*TASK STATEMENT*.
Write out the passage on Nanny Larsén-Todsen word for word, from "Nanny Larsén-Todsen (2" up to and including "Larsén-Todsen taught singing.".

=== DOCUMENT ===

Nanny Larsén-Todsen (2 August 1884 – 26 May 1982) was a Swedish soprano, renowned for her performances in works by Richard Wagner and counted as one of the most notable Wagnerian sopranos of the 20th-century, from the generation before Frida Leider and Kirsten Flagstad. She was particularly popular at the Bayreuth Festival as Brunnhilde and Isolde.

Active at the Royal Swedish Opera 1906–25, at La Scala 1923–24, the Metropolitan Opera 1925–27, and Bayreuth in 1927–31, she also made guest appearances at most of the major European opera houses. Her last appearance was at the Paris Opera in 1937, as Isolde. She received Litteris et Artibus in 1920, was elected into the Royal Swedish Academy of Music in 1924, and made Hovsångerska in 1925.

Living in Stockholm following her retirement from the stage, Larsén-Todsen taught singing.

Recordings
1928: Wagner, Richard: Tristan und Isolde (abridged); Nanny Larsen-Todsen (as Isolde), with Anny Helm (Brangäne), Gunnar Graarud (Tristan), Rudolf Bockelmann (Kurwenal], Ivar Andrésen (König Marke), Joachim Sattler (Melot), Gustav Rodin (Ein junger Seemann), and Hans Beer (Ein Hirt). Bayreuth Festival Orchestra & Chorus, conducted by Karl Elmendorff. Originally issued by Columbia EMI in 1929 on 20 discs (Columbia GOX 10532-10551), this was recorded (without audience) in the Bayreuth Festspielhaus with the approval of Siegfried Wagner during the late summer of 1928.

=== EXTRACTED RECORDS ===

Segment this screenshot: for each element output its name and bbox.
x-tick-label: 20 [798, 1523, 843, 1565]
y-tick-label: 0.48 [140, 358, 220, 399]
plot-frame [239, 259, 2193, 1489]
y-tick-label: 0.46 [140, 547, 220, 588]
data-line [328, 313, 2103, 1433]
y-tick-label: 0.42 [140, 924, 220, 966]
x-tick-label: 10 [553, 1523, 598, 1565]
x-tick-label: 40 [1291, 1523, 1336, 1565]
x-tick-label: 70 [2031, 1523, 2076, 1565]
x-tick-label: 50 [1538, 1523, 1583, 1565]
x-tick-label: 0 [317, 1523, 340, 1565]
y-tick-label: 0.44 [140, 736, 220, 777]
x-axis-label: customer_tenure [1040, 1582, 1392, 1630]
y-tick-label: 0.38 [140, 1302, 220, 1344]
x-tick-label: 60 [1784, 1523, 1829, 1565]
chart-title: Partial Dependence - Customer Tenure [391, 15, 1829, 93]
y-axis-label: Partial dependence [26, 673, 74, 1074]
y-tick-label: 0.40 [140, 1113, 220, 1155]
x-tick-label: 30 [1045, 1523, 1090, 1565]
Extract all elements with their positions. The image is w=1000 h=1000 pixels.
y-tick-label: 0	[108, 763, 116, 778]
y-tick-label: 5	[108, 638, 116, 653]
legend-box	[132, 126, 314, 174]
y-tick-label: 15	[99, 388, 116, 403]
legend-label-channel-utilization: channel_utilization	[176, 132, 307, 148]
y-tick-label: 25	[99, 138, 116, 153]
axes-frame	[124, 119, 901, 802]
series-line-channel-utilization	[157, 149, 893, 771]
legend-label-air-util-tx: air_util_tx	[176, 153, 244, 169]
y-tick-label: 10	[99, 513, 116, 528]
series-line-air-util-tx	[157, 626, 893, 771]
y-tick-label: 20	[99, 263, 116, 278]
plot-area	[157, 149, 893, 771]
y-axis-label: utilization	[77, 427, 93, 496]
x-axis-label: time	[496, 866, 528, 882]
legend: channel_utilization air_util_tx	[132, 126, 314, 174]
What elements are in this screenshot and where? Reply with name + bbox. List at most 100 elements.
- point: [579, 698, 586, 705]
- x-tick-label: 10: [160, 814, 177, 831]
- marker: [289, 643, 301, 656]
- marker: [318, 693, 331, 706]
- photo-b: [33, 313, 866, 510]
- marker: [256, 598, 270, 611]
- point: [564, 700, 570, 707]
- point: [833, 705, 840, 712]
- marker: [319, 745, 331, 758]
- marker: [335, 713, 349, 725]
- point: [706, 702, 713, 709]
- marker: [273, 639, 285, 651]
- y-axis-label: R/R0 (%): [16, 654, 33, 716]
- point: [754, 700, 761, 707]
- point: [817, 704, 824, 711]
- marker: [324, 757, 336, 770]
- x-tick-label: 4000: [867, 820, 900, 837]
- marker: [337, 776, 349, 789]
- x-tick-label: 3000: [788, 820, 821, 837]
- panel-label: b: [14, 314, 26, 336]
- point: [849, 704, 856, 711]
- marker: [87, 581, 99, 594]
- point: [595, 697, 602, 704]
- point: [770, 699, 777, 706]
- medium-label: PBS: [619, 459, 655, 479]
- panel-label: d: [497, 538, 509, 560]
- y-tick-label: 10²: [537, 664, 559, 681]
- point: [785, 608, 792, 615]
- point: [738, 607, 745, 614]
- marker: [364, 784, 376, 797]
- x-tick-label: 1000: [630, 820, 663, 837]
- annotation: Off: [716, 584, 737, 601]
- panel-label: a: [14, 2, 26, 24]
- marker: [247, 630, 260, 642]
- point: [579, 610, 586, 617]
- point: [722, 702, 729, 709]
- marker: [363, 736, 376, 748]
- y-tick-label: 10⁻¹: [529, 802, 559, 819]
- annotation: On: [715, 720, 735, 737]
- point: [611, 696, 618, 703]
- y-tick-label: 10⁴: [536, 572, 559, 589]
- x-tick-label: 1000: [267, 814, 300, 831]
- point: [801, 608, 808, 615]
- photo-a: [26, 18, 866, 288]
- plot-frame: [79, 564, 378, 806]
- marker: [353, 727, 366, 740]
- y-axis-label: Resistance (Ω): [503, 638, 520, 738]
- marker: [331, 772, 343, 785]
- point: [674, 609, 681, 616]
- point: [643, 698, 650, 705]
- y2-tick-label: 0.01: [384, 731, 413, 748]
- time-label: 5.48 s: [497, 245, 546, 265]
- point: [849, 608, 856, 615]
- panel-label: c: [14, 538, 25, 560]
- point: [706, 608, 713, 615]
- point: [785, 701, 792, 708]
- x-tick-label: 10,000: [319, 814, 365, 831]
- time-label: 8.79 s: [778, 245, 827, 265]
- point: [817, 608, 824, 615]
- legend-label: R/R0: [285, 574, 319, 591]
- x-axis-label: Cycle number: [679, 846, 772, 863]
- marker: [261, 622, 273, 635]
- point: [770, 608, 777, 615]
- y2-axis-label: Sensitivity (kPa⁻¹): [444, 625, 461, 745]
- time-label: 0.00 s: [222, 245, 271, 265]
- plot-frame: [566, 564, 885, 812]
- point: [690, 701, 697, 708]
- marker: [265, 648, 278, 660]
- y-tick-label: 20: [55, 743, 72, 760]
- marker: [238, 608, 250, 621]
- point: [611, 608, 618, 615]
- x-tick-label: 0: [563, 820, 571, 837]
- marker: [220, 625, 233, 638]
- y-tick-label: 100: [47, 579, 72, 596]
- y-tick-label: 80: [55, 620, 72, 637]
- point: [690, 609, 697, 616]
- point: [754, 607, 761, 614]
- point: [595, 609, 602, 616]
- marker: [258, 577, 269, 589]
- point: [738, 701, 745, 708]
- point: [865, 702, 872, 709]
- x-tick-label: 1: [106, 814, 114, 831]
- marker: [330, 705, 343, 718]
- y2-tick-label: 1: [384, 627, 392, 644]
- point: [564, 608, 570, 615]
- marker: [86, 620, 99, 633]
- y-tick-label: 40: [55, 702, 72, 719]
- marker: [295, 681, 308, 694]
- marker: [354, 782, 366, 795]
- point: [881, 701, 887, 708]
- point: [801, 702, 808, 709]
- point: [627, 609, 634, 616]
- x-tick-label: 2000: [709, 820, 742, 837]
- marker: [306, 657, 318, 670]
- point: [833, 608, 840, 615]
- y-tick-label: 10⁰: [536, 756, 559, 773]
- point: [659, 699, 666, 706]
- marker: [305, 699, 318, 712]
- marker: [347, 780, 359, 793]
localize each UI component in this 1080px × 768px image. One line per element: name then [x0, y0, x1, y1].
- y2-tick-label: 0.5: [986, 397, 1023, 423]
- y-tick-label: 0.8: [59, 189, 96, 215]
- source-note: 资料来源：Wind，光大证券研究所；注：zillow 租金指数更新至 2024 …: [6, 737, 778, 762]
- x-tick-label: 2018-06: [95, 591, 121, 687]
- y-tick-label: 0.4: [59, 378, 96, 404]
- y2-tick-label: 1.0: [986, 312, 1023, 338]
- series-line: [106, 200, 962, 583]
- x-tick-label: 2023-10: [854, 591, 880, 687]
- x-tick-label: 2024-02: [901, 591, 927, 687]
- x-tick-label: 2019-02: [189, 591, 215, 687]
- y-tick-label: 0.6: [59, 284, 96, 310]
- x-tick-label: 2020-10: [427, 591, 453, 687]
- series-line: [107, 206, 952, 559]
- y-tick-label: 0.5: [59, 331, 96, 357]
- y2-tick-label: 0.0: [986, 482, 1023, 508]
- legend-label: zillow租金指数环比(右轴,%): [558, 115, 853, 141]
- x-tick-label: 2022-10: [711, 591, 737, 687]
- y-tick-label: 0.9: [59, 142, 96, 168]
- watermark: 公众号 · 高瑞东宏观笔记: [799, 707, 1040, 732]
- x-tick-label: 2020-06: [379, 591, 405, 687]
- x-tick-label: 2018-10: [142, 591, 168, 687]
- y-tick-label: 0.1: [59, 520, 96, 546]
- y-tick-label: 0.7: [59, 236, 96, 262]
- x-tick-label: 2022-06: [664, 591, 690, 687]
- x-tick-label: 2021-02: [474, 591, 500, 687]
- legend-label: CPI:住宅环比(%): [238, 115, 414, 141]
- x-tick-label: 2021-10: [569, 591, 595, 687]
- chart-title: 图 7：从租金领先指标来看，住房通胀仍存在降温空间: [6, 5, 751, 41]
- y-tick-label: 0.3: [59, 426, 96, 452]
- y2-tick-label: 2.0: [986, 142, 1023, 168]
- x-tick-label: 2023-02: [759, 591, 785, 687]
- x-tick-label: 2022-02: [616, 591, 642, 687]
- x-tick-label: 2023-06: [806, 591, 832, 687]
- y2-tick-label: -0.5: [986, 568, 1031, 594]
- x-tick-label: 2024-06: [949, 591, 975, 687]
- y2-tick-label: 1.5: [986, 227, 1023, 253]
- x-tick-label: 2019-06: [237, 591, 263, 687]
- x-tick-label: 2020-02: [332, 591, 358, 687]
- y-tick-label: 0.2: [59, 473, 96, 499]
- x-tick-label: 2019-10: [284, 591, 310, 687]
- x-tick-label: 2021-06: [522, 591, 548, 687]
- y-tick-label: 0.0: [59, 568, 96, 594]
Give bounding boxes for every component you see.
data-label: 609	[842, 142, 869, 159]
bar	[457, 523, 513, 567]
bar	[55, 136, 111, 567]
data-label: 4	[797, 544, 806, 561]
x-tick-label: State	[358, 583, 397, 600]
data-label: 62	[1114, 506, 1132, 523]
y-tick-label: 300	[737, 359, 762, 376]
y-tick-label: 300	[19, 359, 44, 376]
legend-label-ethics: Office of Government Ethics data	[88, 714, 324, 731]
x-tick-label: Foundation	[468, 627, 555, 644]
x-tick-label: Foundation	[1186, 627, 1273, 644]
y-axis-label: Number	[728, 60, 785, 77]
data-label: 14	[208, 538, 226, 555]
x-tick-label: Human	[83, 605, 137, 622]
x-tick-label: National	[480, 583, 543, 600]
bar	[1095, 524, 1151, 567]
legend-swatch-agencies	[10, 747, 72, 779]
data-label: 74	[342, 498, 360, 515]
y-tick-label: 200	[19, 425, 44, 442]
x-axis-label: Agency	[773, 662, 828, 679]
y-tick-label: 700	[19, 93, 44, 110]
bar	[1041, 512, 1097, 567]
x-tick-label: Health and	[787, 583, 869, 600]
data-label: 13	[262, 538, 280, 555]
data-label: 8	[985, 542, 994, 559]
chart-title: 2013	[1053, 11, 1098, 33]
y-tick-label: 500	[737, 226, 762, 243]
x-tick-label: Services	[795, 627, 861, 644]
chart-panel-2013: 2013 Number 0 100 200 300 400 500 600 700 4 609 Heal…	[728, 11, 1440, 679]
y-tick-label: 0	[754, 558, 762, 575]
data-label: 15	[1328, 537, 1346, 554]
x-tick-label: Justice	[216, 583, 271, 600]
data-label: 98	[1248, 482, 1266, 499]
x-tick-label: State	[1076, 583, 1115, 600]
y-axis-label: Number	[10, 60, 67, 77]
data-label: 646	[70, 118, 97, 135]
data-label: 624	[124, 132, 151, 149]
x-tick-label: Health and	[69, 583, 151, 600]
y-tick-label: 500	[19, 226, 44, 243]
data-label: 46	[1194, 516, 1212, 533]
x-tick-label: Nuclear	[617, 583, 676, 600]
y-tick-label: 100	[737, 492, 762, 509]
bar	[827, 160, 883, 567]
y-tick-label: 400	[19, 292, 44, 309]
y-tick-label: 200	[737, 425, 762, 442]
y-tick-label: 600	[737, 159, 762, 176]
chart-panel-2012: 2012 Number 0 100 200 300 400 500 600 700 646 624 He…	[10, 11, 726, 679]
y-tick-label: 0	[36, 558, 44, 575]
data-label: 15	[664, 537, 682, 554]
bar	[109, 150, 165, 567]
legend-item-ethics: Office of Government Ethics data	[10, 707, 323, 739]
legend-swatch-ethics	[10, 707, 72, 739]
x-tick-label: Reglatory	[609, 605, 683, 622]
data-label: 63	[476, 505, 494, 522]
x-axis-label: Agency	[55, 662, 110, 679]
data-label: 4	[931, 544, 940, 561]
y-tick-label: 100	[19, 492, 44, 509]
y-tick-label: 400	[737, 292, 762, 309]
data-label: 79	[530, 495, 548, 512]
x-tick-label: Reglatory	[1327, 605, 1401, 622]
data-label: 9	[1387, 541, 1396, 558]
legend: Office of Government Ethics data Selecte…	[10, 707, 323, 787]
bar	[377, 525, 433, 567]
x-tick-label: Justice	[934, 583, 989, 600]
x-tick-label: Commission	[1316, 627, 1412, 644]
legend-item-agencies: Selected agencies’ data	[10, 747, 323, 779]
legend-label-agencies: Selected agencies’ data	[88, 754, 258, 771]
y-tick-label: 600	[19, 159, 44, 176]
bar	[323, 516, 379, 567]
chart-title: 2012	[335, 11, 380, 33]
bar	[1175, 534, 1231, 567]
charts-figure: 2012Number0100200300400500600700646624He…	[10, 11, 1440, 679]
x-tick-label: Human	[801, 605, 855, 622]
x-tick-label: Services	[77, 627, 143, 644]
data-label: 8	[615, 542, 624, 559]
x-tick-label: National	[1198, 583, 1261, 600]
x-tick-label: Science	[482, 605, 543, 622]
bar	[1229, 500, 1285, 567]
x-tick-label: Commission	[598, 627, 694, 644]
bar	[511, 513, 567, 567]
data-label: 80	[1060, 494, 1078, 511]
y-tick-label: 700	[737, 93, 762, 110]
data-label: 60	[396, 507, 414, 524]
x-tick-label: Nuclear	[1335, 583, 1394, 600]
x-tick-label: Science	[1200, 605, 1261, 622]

===

*EXERCISE RESULT*.
Nanny Larsén-Todsen (2 August 1884 – 26 May 1982) was a Swedish soprano, renowned for her performances in works by Richard Wagner and counted as one of the most notable Wagnerian sopranos of the 20th-century, from the generation before Frida Leider and Kirsten Flagstad. She was particularly popular at the Bayreuth Festival as Brunnhilde and Isolde.

Active at the Royal Swedish Opera 1906–25, at La Scala 1923–24, the Metropolitan Opera 1925–27, and Bayreuth in 1927–31, she also made guest appearances at most of the major European opera houses. Her last appearance was at the Paris Opera in 1937, as Isolde. She received Litteris et Artibus in 1920, was elected into the Royal Swedish Academy of Music in 1924, and made Hovsångerska in 1925.

Living in Stockholm following her retirement from the stage, Larsén-Todsen taught singing.